▶ _What you should do_:
Return the listing word for word, as given.

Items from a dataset
==============================

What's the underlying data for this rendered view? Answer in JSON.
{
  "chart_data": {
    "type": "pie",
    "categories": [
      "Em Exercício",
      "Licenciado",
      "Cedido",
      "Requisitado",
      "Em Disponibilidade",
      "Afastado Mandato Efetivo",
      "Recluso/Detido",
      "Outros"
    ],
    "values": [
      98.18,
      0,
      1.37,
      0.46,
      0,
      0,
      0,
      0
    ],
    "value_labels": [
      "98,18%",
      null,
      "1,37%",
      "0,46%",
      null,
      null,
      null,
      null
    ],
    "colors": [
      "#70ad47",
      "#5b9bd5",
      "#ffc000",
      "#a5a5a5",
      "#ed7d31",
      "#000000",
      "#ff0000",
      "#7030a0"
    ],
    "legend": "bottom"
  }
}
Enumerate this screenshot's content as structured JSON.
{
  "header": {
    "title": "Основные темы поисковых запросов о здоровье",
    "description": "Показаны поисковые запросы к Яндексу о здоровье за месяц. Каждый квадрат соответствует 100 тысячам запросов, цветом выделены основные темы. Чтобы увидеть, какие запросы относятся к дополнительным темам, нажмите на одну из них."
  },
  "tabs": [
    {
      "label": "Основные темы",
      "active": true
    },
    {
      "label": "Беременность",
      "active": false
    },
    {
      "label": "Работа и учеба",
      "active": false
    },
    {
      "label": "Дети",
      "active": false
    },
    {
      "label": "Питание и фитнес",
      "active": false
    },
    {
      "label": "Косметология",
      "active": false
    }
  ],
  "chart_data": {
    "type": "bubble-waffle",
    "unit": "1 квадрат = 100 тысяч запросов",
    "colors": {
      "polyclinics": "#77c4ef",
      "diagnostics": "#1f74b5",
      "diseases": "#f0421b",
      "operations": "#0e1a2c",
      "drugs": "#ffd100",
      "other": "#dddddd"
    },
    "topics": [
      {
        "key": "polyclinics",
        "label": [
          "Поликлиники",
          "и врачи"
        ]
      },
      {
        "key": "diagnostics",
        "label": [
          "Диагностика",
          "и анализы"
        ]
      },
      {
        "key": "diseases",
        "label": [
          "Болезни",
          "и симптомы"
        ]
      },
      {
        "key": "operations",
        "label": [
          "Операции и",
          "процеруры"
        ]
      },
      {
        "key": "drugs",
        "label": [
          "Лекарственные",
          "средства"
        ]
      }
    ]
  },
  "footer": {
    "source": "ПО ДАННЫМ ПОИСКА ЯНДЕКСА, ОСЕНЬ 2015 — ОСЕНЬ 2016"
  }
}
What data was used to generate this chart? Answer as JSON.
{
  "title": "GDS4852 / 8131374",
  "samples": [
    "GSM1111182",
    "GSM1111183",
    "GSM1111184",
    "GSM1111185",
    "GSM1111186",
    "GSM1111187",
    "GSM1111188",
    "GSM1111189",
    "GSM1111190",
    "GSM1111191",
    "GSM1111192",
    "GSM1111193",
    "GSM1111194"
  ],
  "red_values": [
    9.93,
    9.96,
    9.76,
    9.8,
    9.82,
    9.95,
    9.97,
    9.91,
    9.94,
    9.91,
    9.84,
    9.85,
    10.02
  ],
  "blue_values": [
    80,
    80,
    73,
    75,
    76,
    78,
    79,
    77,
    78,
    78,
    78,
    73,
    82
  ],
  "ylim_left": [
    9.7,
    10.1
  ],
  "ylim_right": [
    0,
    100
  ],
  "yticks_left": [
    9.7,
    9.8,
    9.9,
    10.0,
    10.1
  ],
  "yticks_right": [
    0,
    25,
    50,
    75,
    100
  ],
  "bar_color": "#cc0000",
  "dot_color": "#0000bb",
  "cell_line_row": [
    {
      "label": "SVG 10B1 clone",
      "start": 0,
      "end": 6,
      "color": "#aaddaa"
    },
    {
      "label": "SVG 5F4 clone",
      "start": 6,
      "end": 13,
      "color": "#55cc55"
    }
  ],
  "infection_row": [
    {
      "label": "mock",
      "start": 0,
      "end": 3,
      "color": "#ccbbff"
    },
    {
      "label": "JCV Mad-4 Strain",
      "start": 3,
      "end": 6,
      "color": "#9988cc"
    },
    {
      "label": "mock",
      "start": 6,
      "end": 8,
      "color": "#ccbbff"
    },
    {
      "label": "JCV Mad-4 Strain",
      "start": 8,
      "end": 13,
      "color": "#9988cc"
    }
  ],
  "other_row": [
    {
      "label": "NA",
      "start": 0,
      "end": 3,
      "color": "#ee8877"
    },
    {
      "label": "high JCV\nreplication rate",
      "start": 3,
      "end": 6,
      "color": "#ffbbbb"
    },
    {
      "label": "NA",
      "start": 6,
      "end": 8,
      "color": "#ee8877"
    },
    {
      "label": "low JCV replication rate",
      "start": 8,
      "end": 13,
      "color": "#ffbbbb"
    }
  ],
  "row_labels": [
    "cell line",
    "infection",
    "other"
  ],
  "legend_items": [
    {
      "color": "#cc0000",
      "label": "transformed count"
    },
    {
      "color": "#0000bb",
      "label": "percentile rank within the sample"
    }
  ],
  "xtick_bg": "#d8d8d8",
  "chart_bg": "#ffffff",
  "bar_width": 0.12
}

==============================

▶ _Result of the task_:
What's the underlying data for this rendered view? Answer in JSON.
{
  "chart_data": {
    "type": "pie",
    "categories": [
      "Em Exercício",
      "Licenciado",
      "Cedido",
      "Requisitado",
      "Em Disponibilidade",
      "Afastado Mandato Efetivo",
      "Recluso/Detido",
      "Outros"
    ],
    "values": [
      98.18,
      0,
      1.37,
      0.46,
      0,
      0,
      0,
      0
    ],
    "value_labels": [
      "98,18%",
      null,
      "1,37%",
      "0,46%",
      null,
      null,
      null,
      null
    ],
    "colors": [
      "#70ad47",
      "#5b9bd5",
      "#ffc000",
      "#a5a5a5",
      "#ed7d31",
      "#000000",
      "#ff0000",
      "#7030a0"
    ],
    "legend": "bottom"
  }
}
Enumerate this screenshot's content as structured JSON.
{
  "header": {
    "title": "Основные темы поисковых запросов о здоровье",
    "description": "Показаны поисковые запросы к Яндексу о здоровье за месяц. Каждый квадрат соответствует 100 тысячам запросов, цветом выделены основные темы. Чтобы увидеть, какие запросы относятся к дополнительным темам, нажмите на одну из них."
  },
  "tabs": [
    {
      "label": "Основные темы",
      "active": true
    },
    {
      "label": "Беременность",
      "active": false
    },
    {
      "label": "Работа и учеба",
      "active": false
    },
    {
      "label": "Дети",
      "active": false
    },
    {
      "label": "Питание и фитнес",
      "active": false
    },
    {
      "label": "Косметология",
      "active": false
    }
  ],
  "chart_data": {
    "type": "bubble-waffle",
    "unit": "1 квадрат = 100 тысяч запросов",
    "colors": {
      "polyclinics": "#77c4ef",
      "diagnostics": "#1f74b5",
      "diseases": "#f0421b",
      "operations": "#0e1a2c",
      "drugs": "#ffd100",
      "other": "#dddddd"
    },
    "topics": [
      {
        "key": "polyclinics",
        "label": [
          "Поликлиники",
          "и врачи"
        ]
      },
      {
        "key": "diagnostics",
        "label": [
          "Диагностика",
          "и анализы"
        ]
      },
      {
        "key": "diseases",
        "label": [
          "Болезни",
          "и симптомы"
        ]
      },
      {
        "key": "operations",
        "label": [
          "Операции и",
          "процеруры"
        ]
      },
      {
        "key": "drugs",
        "label": [
          "Лекарственные",
          "средства"
        ]
      }
    ]
  },
  "footer": {
    "source": "ПО ДАННЫМ ПОИСКА ЯНДЕКСА, ОСЕНЬ 2015 — ОСЕНЬ 2016"
  }
}
What data was used to generate this chart? Answer as JSON.
{
  "title": "GDS4852 / 8131374",
  "samples": [
    "GSM1111182",
    "GSM1111183",
    "GSM1111184",
    "GSM1111185",
    "GSM1111186",
    "GSM1111187",
    "GSM1111188",
    "GSM1111189",
    "GSM1111190",
    "GSM1111191",
    "GSM1111192",
    "GSM1111193",
    "GSM1111194"
  ],
  "red_values": [
    9.93,
    9.96,
    9.76,
    9.8,
    9.82,
    9.95,
    9.97,
    9.91,
    9.94,
    9.91,
    9.84,
    9.85,
    10.02
  ],
  "blue_values": [
    80,
    80,
    73,
    75,
    76,
    78,
    79,
    77,
    78,
    78,
    78,
    73,
    82
  ],
  "ylim_left": [
    9.7,
    10.1
  ],
  "ylim_right": [
    0,
    100
  ],
  "yticks_left": [
    9.7,
    9.8,
    9.9,
    10.0,
    10.1
  ],
  "yticks_right": [
    0,
    25,
    50,
    75,
    100
  ],
  "bar_color": "#cc0000",
  "dot_color": "#0000bb",
  "cell_line_row": [
    {
      "label": "SVG 10B1 clone",
      "start": 0,
      "end": 6,
      "color": "#aaddaa"
    },
    {
      "label": "SVG 5F4 clone",
      "start": 6,
      "end": 13,
      "color": "#55cc55"
    }
  ],
  "infection_row": [
    {
      "label": "mock",
      "start": 0,
      "end": 3,
      "color": "#ccbbff"
    },
    {
      "label": "JCV Mad-4 Strain",
      "start": 3,
      "end": 6,
      "color": "#9988cc"
    },
    {
      "label": "mock",
      "start": 6,
      "end": 8,
      "color": "#ccbbff"
    },
    {
      "label": "JCV Mad-4 Strain",
      "start": 8,
      "end": 13,
      "color": "#9988cc"
    }
  ],
  "other_row": [
    {
      "label": "NA",
      "start": 0,
      "end": 3,
      "color": "#ee8877"
    },
    {
      "label": "high JCV\nreplication rate",
      "start": 3,
      "end": 6,
      "color": "#ffbbbb"
    },
    {
      "label": "NA",
      "start": 6,
      "end": 8,
      "color": "#ee8877"
    },
    {
      "label": "low JCV replication rate",
      "start": 8,
      "end": 13,
      "color": "#ffbbbb"
    }
  ],
  "row_labels": [
    "cell line",
    "infection",
    "other"
  ],
  "legend_items": [
    {
      "color": "#cc0000",
      "label": "transformed count"
    },
    {
      "color": "#0000bb",
      "label": "percentile rank within the sample"
    }
  ],
  "xtick_bg": "#d8d8d8",
  "chart_bg": "#ffffff",
  "bar_width": 0.12
}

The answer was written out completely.